Text to read.

<<<<

Allow using an "inline" version of Chroma using PersistentClient

2025-12-17 12:09:48 +00:00 · 2024-12-04 12:54:39 -08:00 · 2024-12-04 12:54:39 -08:00 · 44ab7d93fb
commit 44ab7d93fb
parent e2054d53e4
9 changed files with 71 additions and 69 deletions
--- a/llama_stack/providers/datatypes.py
+++ b/llama_stack/providers/datatypes.py
@ -53,8 +53,6 @@ class ShieldsProtocolPrivate(Protocol):


 class MemoryBanksProtocolPrivate(Protocol):
-    async def list_memory_banks(self) -> List[MemoryBank]: ...
-
    async def register_memory_bank(self, memory_bank: MemoryBank) -> None: ...

    async def unregister_memory_bank(self, memory_bank_id: str) -> None: ...
--- a/llama_stack/providers/registry/memory.py
+++ b/llama_stack/providers/registry/memory.py
@ -53,7 +53,7 @@ def available_providers() -> List[ProviderSpec]:
                adapter_type="chromadb",
                pip_packages=EMBEDDING_DEPS + ["chromadb-client"],
                module="llama_stack.providers.remote.memory.chroma",
-                config_class="llama_stack.distribution.datatypes.RemoteProviderConfig",
+                config_class="llama_stack.providers.remote.memory.chroma.ChromaConfig",
            ),
        ),
        remote_provider_spec(
--- a/llama_stack/providers/remote/memory/chroma/init.py
+++ b/llama_stack/providers/remote/memory/chroma/init.py
@ -4,12 +4,12 @@
 # This source code is licensed under the terms described in the LICENSE file in
 # the root directory of this source tree.

-from llama_stack.distribution.datatypes import RemoteProviderConfig
+from .config import ChromaConfig


-async def get_adapter_impl(config: RemoteProviderConfig, _deps):
+async def get_adapter_impl(config: ChromaConfig, _deps):
    from .chroma import ChromaMemoryAdapter

-    impl = ChromaMemoryAdapter(config.url)
+    impl = ChromaMemoryAdapter(config)
    await impl.initialize()
    return impl
--- a/llama_stack/providers/remote/memory/chroma/chroma.py
+++ b/llama_stack/providers/remote/memory/chroma/chroma.py
@ -3,7 +3,7 @@
 #
 # This source code is licensed under the terms described in the LICENSE file in
 # the root directory of this source tree.
-
+import asyncio
 import json
 import logging
 from typing import List
@ -12,8 +12,6 @@ from urllib.parse import urlparse
 import chromadb
 from numpy.typing import NDArray

-from pydantic import parse_obj_as
-
 from llama_stack.apis.memory import *  # noqa: F403

 from llama_stack.providers.datatypes import MemoryBanksProtocolPrivate
@ -21,12 +19,23 @@ from llama_stack.providers.utils.memory.vector_store import (
    BankWithIndex,
    EmbeddingIndex,
 )

>>>>

The task. In the commit diff, what value is the chromadb provider's config_class changed to? The items after the commit diff are separate material.

Dataset excerpts.
<<<<

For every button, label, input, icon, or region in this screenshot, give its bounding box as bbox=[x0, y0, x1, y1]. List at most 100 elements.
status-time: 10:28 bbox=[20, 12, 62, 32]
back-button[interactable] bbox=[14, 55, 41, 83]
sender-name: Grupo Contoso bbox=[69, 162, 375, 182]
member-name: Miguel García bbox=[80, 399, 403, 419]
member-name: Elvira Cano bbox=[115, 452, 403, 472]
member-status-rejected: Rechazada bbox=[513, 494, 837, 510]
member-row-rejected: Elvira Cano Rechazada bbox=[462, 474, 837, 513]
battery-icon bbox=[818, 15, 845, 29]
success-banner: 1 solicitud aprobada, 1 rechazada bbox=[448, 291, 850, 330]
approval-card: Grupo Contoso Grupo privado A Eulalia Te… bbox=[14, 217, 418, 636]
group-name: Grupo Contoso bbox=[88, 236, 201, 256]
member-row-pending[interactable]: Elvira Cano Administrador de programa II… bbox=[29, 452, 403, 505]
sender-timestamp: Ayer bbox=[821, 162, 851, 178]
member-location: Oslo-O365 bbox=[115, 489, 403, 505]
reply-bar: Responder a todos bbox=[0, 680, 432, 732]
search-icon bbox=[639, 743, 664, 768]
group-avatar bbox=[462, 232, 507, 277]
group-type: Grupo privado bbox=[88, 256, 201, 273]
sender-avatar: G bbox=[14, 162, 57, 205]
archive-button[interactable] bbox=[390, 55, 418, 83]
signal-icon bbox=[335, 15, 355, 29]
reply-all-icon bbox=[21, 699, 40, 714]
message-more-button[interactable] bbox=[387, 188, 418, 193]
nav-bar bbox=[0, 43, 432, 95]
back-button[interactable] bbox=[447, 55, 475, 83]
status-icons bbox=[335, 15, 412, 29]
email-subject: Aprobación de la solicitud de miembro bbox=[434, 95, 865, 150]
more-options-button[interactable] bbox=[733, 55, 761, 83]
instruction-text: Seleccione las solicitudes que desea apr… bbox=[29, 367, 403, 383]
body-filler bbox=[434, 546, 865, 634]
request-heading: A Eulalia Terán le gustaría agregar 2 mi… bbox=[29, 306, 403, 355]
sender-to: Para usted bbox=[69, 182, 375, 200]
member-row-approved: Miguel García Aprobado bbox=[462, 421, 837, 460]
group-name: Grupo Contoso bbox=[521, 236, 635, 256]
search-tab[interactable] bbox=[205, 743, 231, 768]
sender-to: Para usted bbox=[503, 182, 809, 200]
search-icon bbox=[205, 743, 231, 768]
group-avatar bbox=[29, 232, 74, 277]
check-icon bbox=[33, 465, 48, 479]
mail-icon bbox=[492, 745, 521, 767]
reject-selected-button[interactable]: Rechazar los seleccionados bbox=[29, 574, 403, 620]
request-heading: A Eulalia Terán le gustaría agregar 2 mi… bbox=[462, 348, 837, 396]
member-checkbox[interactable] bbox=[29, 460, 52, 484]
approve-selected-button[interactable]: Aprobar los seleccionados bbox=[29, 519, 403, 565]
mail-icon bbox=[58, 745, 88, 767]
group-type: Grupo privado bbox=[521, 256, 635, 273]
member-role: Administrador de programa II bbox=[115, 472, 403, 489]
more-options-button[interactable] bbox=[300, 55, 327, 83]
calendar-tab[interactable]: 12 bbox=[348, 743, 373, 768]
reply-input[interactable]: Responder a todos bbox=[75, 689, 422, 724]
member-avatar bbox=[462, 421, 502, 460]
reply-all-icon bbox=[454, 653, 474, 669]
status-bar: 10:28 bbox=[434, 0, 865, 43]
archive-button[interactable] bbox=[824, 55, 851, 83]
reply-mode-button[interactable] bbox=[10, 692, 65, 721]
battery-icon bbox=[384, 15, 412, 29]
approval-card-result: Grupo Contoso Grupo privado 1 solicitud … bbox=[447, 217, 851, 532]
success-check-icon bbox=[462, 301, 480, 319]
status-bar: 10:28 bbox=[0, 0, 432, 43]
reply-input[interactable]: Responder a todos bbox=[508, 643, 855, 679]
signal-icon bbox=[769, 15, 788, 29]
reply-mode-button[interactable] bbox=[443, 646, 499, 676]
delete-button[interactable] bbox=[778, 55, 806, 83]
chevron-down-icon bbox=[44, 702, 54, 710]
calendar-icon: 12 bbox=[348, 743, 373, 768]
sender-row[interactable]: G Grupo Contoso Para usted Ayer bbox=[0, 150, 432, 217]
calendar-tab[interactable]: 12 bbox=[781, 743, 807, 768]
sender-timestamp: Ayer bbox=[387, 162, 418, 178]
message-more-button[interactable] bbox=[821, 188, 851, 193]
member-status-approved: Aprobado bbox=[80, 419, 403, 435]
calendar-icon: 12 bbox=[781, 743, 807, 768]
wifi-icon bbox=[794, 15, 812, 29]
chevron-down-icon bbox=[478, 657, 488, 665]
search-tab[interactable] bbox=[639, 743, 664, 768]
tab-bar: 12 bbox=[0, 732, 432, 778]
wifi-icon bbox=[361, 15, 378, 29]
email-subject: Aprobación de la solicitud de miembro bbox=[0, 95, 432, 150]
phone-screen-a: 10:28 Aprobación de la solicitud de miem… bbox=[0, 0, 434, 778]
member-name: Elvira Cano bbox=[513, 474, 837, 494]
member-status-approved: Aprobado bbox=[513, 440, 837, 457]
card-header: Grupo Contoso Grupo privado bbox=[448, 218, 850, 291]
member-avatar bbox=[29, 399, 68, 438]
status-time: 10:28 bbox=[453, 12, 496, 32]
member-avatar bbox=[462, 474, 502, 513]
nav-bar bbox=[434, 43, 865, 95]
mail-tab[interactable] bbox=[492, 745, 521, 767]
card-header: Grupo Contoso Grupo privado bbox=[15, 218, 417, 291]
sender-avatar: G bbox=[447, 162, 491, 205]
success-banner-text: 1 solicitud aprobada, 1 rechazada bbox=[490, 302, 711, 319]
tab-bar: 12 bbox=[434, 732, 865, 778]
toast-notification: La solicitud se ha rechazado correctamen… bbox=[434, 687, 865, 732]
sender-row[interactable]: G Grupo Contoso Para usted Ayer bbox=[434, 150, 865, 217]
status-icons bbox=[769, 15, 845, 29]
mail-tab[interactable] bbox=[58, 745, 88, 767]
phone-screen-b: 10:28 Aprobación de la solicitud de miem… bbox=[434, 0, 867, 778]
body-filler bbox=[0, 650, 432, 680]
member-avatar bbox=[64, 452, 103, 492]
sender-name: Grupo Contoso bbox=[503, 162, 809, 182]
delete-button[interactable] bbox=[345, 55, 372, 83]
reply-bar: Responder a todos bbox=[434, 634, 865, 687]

>>>>

Answer in full. llama_stack.providers.remote.memory.chroma.ChromaConfig